→ **Set exercise**:
In the records that follow, locate every line with "document" and extract it.

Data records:
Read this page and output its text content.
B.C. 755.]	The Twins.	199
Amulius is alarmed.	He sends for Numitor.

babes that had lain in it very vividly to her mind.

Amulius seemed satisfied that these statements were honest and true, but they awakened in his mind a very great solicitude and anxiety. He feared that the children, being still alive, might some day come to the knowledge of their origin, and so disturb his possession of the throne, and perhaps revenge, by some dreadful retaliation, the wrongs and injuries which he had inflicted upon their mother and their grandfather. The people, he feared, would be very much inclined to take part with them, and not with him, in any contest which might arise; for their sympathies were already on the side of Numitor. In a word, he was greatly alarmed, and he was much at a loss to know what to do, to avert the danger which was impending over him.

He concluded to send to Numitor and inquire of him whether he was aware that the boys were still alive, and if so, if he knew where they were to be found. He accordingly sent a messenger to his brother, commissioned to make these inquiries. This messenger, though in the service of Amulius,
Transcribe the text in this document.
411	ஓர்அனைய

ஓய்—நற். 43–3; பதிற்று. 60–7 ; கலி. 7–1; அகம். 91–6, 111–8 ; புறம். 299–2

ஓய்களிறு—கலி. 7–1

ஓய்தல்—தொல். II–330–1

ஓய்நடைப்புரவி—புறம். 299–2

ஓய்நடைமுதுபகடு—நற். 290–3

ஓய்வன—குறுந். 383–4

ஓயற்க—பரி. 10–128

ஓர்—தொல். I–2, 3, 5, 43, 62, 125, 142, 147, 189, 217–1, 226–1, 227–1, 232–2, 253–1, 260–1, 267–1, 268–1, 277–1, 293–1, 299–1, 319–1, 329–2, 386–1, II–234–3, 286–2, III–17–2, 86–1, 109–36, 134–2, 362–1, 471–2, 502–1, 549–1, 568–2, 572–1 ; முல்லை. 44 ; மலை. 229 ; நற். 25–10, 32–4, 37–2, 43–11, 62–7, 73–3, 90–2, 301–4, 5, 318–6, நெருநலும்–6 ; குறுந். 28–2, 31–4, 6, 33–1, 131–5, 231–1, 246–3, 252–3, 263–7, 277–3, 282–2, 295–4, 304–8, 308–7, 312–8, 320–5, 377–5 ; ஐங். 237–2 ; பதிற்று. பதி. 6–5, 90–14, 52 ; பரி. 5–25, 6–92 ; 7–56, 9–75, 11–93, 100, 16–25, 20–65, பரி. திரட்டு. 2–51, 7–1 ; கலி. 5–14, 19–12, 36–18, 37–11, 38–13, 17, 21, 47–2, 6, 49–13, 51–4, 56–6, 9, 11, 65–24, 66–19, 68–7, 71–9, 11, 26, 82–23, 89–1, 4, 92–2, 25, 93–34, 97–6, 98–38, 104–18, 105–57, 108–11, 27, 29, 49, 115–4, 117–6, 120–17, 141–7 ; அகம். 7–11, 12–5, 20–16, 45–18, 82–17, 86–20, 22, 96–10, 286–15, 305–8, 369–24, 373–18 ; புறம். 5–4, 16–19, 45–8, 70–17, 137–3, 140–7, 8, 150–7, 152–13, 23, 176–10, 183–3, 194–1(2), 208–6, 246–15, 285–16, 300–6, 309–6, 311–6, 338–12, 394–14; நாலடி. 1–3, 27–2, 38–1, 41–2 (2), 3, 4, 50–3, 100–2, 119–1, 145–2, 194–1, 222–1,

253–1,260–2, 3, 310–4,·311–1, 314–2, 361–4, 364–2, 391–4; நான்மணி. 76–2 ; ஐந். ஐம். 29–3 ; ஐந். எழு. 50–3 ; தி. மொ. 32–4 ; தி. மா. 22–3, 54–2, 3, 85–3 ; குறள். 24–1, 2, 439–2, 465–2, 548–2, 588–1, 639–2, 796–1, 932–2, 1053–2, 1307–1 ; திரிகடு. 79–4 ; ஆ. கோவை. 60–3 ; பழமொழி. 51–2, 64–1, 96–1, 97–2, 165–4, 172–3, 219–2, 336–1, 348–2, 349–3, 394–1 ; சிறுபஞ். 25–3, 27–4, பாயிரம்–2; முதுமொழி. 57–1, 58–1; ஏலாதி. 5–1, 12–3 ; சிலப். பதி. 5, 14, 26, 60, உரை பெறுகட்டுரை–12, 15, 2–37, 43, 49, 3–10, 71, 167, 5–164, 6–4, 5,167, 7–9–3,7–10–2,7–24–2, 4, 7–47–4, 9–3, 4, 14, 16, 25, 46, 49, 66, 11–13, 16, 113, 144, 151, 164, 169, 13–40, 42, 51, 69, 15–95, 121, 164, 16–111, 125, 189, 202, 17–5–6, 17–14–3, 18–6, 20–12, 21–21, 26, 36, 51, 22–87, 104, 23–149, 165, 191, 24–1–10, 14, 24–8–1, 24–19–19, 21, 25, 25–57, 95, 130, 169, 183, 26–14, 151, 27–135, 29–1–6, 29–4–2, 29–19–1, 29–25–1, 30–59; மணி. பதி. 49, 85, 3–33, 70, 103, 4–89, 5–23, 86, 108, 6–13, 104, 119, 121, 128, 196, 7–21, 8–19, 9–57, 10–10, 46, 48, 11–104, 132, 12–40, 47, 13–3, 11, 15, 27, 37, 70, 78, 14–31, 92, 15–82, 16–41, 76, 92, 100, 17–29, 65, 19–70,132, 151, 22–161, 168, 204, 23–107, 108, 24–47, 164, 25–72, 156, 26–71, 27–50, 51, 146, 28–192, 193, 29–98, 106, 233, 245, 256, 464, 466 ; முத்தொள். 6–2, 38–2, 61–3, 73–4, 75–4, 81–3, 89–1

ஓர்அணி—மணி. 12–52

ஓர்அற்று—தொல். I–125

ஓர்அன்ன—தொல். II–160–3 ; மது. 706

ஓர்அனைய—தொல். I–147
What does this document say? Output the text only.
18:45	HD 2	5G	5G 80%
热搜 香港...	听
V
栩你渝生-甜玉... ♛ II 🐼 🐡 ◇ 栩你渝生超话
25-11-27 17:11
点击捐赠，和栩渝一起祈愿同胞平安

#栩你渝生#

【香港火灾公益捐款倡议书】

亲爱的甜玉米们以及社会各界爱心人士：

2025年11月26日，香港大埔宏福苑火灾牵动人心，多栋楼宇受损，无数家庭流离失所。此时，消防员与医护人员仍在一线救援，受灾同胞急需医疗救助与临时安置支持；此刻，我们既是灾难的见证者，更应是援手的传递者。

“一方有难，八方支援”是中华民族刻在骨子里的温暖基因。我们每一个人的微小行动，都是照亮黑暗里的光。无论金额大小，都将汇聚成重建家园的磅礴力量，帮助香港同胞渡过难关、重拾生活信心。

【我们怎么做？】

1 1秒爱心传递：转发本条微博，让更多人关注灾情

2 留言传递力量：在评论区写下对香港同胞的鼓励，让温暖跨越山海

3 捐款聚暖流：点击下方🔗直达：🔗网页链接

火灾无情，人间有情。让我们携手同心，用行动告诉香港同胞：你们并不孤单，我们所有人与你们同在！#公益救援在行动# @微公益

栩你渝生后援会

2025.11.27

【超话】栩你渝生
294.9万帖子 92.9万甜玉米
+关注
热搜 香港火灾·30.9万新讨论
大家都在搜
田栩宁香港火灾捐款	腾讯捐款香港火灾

→ **Expected output**:
Transcribe the text in this document.
What does this document say? Output the text only.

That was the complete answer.